- **Elenco delle consegne**:
[1] Riporta fedelmente il brano del testo sugli avvocati e l'intelligenza artificiale: comincia dalle parole "Fino a oggi la" e fermati dopo le parole "rovine dell’archeologia forense.".
[2] Secondo il testo sugli avvocati e l'intelligenza artificiale, quale è stato il filo conduttore dell'ultima edizione della Legalcommunity Week?
[3] Prosegui il testo sugli avvocati e l'intelligenza artificiale, riprendendo subito dopo la sua ultima frase.

- **Testo del documento**:
* * *

Avvocati: siete davvero certi di sapere cosa sarà uno studio legale nel 2033?
L’ultima edizione della Legalcommunity Week ha avuto un indiscutibile filo conduttore: la tecnologia. L’intelligenza artificiale (Ia), in particolare, è stata una sorta di convitato di pietra in molte delle nostre tavole rotonde. Una presenza costante, a prescindere dal tema che si stava trattando. Il che dice molto sulla dimensione che il fenomeno sta acquisendo.
Il salto digitale, l’evento dirompente, che da alcuni anni diciamo di aspettare, potrebbe essere definitivamente alle porte. Cosa succederà alla professione quando la tecnologia Gpt sarà sicura e definitivamente alla portata di tutti?
Chiedersi se ci sarà ancora bisogno di avvocati non è più un semplice esercizio di stile, ma una questione di fatto. L’Ia (o Ai, se vi sentite più internazionali) impara in fretta, non si stanca, non dorme, non si innamora, non si deprime, non si arrabbia, non perde tempo, non trova scuse, non piange, non ride, non fuma e non beve caffè. Uno studio legale che dovesse implementare un sistema di Ia a tempo pieno sarebbe necessariamente uno studio che avrebbe meno bisogno di avvocati. O quantomeno di avvocati tradizionali.
Fino a oggi la qualificazione di un professionista è stata per buona parte determinata dalle sue conoscenze tecniche. La competenza, per lungo tempo, è stata il principale valore aggiunto di un legale, il bene che questi poteva mettere a disposizione dei suoi assistiti e che questi non potevano procurarsi altrimenti. La professione come l’arte, fino a oggi, poteva, anzi, doveva essere per il 90% traspirazione e per il restante 10% ispirazione. Ecco: nel prossimo futuro non sarà più così. La componente creativa e intuitiva, quella che consente all’avvocato in carne e ossa di esser capace del guizzo che fa la differenza rispetto alle controparti sarà il reperto più importante conservato tra le rovine dell’archeologia forense.

* * *

[Voci archiviate]
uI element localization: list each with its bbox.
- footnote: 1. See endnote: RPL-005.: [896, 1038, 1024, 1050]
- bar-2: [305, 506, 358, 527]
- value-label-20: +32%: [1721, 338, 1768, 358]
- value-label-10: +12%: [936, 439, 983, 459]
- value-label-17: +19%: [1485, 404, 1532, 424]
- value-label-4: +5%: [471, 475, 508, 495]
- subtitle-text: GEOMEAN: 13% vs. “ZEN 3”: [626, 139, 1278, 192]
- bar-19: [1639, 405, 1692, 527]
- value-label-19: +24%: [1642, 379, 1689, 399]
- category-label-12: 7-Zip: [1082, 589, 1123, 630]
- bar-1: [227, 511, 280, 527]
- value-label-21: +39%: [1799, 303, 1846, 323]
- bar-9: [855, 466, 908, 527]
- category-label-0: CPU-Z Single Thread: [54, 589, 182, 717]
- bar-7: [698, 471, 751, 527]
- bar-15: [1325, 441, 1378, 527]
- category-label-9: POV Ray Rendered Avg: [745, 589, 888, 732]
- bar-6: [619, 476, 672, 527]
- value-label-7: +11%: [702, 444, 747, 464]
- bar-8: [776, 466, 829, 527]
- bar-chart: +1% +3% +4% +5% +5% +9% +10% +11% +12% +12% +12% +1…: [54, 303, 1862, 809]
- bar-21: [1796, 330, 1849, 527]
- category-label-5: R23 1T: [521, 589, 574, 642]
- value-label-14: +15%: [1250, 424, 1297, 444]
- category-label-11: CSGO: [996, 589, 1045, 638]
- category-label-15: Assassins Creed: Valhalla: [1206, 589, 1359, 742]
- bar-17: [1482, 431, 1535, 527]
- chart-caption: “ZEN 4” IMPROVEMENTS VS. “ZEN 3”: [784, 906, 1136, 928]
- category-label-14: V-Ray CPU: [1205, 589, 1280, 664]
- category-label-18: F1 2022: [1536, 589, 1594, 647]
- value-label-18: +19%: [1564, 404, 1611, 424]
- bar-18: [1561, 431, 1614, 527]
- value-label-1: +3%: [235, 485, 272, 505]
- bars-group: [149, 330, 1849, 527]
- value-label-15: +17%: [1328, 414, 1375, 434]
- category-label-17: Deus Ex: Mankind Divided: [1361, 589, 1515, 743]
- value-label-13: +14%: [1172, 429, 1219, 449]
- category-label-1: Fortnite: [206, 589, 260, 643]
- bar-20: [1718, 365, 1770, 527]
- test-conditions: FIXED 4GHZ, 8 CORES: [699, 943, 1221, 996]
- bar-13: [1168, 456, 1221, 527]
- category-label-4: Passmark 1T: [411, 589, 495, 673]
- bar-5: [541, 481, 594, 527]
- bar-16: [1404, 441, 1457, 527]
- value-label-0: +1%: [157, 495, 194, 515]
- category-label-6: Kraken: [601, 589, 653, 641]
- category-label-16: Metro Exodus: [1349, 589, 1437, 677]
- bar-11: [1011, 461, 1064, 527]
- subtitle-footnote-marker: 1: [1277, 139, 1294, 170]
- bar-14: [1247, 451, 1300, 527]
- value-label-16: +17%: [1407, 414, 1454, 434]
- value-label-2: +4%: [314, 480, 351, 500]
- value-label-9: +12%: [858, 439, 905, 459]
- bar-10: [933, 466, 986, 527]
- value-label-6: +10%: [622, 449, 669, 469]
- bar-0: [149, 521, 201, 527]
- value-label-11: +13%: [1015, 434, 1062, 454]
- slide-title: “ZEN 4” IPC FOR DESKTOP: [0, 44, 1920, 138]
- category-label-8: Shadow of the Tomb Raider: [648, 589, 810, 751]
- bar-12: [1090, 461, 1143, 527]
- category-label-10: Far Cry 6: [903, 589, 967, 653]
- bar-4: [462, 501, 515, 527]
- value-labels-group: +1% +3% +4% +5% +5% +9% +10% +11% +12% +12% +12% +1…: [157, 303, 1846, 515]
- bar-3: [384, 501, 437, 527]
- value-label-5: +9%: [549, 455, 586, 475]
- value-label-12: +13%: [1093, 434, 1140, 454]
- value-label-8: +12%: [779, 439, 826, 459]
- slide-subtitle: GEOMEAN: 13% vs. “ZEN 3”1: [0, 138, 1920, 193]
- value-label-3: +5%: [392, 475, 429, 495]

* * *

- **Risposte numerate**:
[1]
Fino a oggi la qualificazione di un professionista è stata per buona parte determinata dalle sue conoscenze tecniche. La competenza, per lungo tempo, è stata il principale valore aggiunto di un legale, il bene che questi poteva mettere a disposizione dei suoi assistiti e che questi non potevano procurarsi altrimenti. La professione come l’arte, fino a oggi, poteva, anzi, doveva essere per il 90% traspirazione e per il restante 10% ispirazione. Ecco: nel prossimo futuro non sarà più così. La componente creativa e intuitiva, quella che consente all’avvocato in carne e ossa di esser capace del guizzo che fa la differenza rispetto alle controparti sarà il reperto più importante conservato tra le rovine dell’archeologia forense.

[2] La tecnologia.

[3]
La scorsa primavera, infatti, Gpt-4 ha superato brillantemente il suo secondo esame da avvocato negli Usa. Il primo tentativo, realizzato a gennaio era andato bene, ma non benissimo. Ma questo secondo, dopo appena tre mesi, ha registrato la trasformazione di un mediocre avvocato in un brillante professionista. Tre mesi. Tanto è bastato alla macchina per diventare quello che, di solito, una persona diventa in tre anni se non in trenta.
Nel test, curato dallo Stanford Center for Legal Informatics assieme a Casetext, GPT-4 non si è limitato a “passare”. Ha superato la parte dell’esame a scelta multipla ed entrambe le componenti della parte scritta, superando i punteggi di tutti i precedenti LLM (Large Lenguage Model), ma anche il punteggio medio di chi ha sostenuto l’esame di abilitazione nella vita reale, con un punteggio pari al 90° percentile.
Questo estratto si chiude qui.